== GIVEN INSTRUCTION ==
Count how many lines of the material contain the string "COVE", then give that number and nothing more.

[Records from a dataset]
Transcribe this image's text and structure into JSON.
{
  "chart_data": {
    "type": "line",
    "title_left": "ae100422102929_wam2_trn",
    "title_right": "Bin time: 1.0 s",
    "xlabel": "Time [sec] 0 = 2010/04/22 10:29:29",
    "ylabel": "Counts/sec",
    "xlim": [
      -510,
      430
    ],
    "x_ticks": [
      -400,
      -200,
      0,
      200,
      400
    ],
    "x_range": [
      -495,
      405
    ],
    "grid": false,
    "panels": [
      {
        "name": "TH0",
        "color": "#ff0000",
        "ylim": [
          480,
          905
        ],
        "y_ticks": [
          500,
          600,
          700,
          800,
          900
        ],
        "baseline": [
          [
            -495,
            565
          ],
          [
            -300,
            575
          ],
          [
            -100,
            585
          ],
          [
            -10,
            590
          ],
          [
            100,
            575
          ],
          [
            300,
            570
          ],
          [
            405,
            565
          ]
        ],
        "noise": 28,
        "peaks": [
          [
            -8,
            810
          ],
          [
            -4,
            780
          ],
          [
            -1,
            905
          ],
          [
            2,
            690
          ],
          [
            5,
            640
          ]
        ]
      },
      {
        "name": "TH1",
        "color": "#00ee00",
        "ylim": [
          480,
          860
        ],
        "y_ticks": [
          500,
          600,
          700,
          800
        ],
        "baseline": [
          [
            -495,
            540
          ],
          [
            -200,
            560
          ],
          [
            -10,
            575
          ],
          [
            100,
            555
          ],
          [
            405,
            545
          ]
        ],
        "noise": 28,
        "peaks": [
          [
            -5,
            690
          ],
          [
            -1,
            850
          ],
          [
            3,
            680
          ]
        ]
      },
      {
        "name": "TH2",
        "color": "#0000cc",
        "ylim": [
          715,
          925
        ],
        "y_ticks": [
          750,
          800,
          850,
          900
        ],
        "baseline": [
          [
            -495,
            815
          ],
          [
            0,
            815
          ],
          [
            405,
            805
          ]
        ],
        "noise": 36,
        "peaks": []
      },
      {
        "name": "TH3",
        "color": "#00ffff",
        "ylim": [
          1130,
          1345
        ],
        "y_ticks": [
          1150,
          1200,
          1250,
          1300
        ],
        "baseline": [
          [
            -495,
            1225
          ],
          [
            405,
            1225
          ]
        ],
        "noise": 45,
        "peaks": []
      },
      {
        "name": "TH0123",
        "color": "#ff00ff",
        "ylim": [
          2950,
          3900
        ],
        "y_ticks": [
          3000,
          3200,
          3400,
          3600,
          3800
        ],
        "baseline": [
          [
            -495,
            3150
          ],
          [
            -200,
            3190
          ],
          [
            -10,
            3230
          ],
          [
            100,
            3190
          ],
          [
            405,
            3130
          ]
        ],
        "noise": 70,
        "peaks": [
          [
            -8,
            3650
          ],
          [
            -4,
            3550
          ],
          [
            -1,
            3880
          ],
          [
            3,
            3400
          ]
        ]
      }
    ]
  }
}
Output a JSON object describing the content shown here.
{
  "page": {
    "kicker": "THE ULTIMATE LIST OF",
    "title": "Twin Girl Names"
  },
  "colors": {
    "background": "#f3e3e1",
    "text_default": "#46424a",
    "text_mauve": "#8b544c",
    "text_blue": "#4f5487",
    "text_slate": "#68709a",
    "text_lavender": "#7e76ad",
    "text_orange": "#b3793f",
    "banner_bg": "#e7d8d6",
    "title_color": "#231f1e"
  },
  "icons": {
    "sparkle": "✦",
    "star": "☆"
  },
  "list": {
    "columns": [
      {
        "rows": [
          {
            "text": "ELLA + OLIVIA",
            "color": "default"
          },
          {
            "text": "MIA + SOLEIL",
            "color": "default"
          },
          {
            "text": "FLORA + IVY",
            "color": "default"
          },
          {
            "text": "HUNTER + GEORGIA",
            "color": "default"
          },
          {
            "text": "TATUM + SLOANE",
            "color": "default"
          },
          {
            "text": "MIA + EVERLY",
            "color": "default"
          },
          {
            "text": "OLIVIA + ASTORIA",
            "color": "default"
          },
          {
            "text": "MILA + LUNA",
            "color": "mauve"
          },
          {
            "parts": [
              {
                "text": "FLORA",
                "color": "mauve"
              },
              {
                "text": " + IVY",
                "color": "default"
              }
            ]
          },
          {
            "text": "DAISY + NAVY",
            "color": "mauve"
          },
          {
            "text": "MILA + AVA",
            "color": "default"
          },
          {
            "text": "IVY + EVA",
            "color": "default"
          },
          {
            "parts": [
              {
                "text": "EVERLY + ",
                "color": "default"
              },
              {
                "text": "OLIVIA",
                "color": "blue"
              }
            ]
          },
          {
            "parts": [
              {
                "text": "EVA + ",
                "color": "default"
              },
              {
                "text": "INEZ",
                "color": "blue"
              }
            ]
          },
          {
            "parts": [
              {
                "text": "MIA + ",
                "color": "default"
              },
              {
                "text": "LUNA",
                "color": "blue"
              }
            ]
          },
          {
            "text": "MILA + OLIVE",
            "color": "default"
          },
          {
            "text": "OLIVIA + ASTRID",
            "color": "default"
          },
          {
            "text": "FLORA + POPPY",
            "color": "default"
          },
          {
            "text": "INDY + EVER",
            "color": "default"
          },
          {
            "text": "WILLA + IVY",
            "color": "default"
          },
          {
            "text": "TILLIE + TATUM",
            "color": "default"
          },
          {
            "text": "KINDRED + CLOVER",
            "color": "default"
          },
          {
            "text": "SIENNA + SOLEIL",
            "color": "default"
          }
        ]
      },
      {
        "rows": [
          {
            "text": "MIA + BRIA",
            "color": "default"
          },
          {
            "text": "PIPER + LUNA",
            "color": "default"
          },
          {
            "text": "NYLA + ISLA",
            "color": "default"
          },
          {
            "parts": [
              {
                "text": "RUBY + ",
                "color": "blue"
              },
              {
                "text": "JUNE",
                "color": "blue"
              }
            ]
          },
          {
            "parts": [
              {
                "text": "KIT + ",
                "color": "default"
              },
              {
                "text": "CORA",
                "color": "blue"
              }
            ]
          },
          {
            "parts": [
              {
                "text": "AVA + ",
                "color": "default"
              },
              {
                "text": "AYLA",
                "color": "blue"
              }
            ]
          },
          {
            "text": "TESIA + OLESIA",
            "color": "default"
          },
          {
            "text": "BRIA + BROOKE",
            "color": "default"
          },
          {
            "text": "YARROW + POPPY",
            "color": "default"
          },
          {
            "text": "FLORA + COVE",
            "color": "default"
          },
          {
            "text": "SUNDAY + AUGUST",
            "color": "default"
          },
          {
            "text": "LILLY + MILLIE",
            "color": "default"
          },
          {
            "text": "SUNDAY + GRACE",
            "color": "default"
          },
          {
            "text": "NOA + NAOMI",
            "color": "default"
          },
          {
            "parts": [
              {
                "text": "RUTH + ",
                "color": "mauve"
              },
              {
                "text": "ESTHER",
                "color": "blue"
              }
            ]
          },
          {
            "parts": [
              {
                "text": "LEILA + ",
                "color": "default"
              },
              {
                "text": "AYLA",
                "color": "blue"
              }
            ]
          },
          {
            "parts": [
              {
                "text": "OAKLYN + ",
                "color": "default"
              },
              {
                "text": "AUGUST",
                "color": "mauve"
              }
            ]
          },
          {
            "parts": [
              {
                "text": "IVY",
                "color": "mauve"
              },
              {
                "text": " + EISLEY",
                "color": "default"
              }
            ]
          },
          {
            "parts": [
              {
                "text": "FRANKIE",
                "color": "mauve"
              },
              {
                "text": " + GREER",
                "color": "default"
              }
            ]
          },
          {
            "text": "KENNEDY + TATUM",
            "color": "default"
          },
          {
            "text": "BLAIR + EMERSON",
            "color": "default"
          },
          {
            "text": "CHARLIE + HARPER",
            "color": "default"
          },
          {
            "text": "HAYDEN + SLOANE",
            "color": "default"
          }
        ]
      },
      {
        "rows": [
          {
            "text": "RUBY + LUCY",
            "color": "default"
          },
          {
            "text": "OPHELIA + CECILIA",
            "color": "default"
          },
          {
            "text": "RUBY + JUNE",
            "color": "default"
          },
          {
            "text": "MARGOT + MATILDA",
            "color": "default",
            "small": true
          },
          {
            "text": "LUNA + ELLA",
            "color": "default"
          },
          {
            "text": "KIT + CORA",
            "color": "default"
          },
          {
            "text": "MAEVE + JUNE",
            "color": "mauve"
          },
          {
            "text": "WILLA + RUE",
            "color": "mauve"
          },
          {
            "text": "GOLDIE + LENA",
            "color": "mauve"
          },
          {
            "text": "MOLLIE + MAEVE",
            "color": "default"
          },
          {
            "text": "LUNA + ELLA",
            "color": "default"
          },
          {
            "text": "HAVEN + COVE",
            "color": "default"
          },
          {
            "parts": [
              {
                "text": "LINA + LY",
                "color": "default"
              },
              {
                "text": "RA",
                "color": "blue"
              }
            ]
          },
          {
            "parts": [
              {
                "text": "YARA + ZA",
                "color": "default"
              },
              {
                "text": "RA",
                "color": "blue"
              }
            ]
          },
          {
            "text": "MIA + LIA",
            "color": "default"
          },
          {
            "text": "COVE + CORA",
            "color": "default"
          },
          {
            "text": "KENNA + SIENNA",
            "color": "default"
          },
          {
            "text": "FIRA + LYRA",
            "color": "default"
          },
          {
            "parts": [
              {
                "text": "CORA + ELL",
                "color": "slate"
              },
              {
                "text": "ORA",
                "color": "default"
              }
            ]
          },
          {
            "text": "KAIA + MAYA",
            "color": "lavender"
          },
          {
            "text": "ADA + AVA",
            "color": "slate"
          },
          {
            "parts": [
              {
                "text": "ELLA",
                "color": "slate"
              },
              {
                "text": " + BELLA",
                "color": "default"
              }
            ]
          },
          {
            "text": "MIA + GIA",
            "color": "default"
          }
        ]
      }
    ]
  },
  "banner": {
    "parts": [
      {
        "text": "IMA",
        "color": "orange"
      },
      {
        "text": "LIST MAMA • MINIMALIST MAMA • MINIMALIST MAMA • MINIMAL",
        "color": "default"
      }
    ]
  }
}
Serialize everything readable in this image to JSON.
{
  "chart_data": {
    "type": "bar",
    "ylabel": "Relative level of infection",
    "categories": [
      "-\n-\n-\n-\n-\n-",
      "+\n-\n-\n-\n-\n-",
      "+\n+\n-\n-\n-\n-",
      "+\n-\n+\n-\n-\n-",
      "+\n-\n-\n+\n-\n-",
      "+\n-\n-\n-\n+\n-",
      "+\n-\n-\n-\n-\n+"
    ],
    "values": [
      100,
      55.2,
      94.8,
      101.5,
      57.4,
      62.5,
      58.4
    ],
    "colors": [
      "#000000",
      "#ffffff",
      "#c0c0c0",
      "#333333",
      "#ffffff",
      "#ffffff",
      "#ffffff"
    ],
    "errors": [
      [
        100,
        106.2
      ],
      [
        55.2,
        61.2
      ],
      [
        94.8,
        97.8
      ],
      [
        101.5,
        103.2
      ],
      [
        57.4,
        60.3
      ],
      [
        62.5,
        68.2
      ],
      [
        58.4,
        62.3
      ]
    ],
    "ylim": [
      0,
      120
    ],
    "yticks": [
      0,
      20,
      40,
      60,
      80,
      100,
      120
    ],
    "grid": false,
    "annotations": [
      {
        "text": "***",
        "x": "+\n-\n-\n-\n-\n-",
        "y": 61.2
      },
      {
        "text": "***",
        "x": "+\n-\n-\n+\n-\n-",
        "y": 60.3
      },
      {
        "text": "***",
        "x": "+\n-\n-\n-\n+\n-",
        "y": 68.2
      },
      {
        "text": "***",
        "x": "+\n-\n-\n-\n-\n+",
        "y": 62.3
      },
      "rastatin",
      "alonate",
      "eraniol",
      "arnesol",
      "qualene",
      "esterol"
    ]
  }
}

== FULL ANSWER ==
3